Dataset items
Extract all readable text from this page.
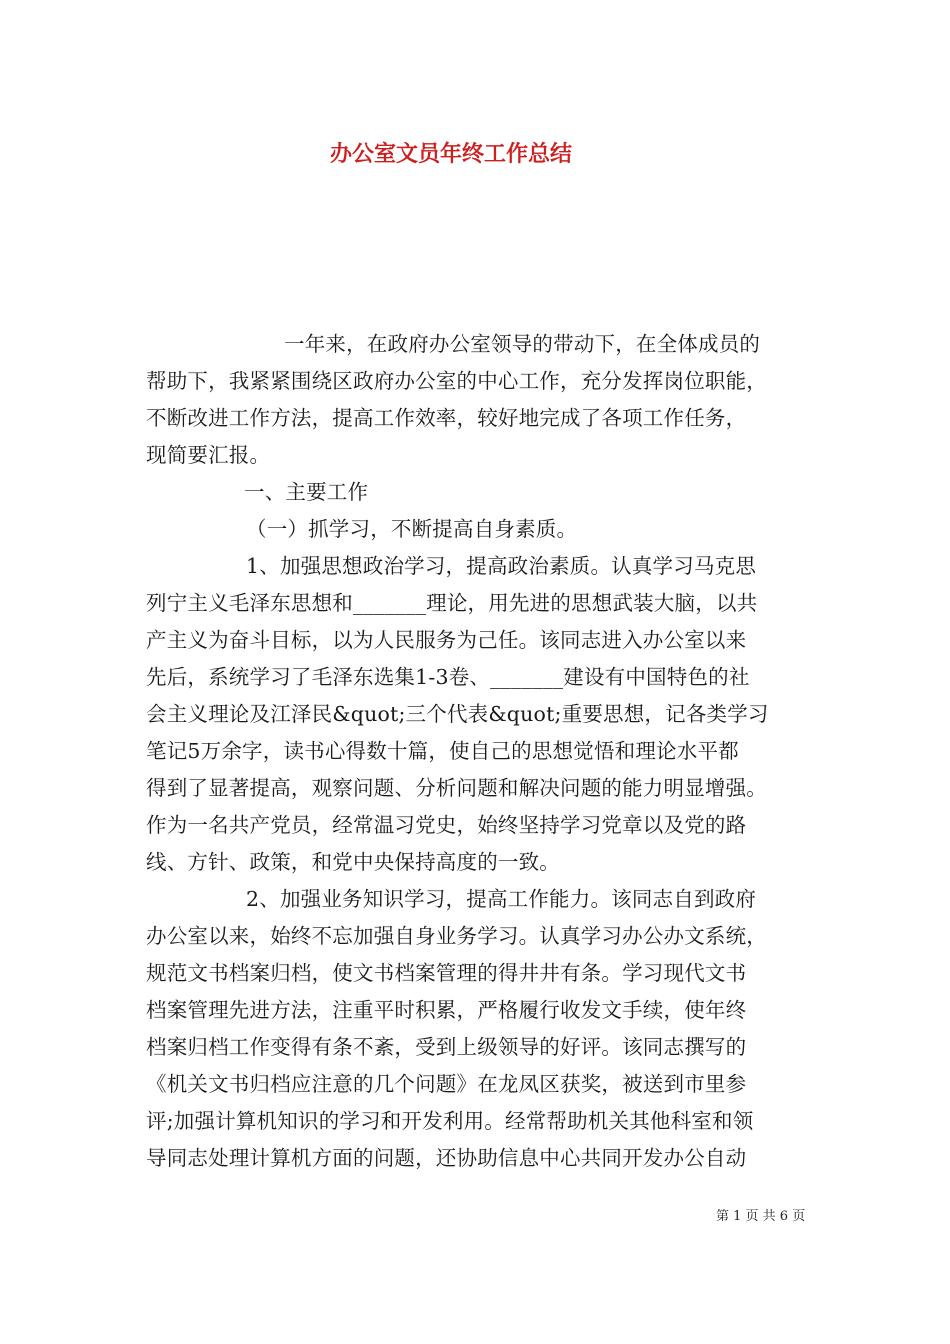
办公室文员年终工作总结
一年来，在政府办公室领导的带动下，在全体成员的
帮助下，我紧紧围绕区政府办公室的中心工作，充分发挥岗位职能，
不断改进工作方法，提高工作效率，较好地完成了各项工作任务，
现简要汇报。
一、主要工作
（一）抓学习，不断提高自身素质。
1、加强思想政治学习，提高政治素质。认真学习马克思
列宁主义毛泽东思想和_______理论，用先进的思想武装大脑，以共
产主义为奋斗目标，以为人民服务为己任。该同志进入办公室以来
先后，系统学习了毛泽东选集1-3卷、_______建设有中国特色的社
会主义理论及江泽民&quot;三个代表&quot;重要思想，记各类学习
笔记5万余字，读书心得数十篇，使自己的思想觉悟和理论水平都
得到了显著提高，观察问题、分析问题和解决问题的能力明显增强。
作为一名共产党员，经常温习党史，始终坚持学习党章以及党的路
线、方针、政策，和党中央保持高度的一致。
2、加强业务知识学习，提高工作能力。该同志自到政府
办公室以来，始终不忘加强自身业务学习。认真学习办公办文系统，
规范文书档案归档，使文书档案管理的得井井有条。学习现代文书
档案管理先进方法，注重平时积累，严格履行收发文手续，使年终
档案归档工作变得有条不紊，受到上级领导的好评。该同志撰写的
《机关文书归档应注意的几个问题》在龙凤区获奖，被送到市里参
评;加强计算机知识的学习和开发利用。经常帮助机关其他科室和领
导同志处理计算机方面的问题，还协助信息中心共同开发办公自动
第 1 页 共 6 页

■ Problem
Leave images out of the retyped records; keep all else exact.

■ Result for this exercise
Extract all readable text from this page.
办公室文员年终工作总结
一年来，在政府办公室领导的带动下，在全体成员的
帮助下，我紧紧围绕区政府办公室的中心工作，充分发挥岗位职能，
不断改进工作方法，提高工作效率，较好地完成了各项工作任务，
现简要汇报。
一、主要工作
（一）抓学习，不断提高自身素质。
1、加强思想政治学习，提高政治素质。认真学习马克思
列宁主义毛泽东思想和_______理论，用先进的思想武装大脑，以共
产主义为奋斗目标，以为人民服务为己任。该同志进入办公室以来
先后，系统学习了毛泽东选集1-3卷、_______建设有中国特色的社
会主义理论及江泽民&quot;三个代表&quot;重要思想，记各类学习
笔记5万余字，读书心得数十篇，使自己的思想觉悟和理论水平都
得到了显著提高，观察问题、分析问题和解决问题的能力明显增强。
作为一名共产党员，经常温习党史，始终坚持学习党章以及党的路
线、方针、政策，和党中央保持高度的一致。
2、加强业务知识学习，提高工作能力。该同志自到政府
办公室以来，始终不忘加强自身业务学习。认真学习办公办文系统，
规范文书档案归档，使文书档案管理的得井井有条。学习现代文书
档案管理先进方法，注重平时积累，严格履行收发文手续，使年终
档案归档工作变得有条不紊，受到上级领导的好评。该同志撰写的
《机关文书归档应注意的几个问题》在龙凤区获奖，被送到市里参
评;加强计算机知识的学习和开发利用。经常帮助机关其他科室和领
导同志处理计算机方面的问题，还协助信息中心共同开发办公自动
第 1 页 共 6 页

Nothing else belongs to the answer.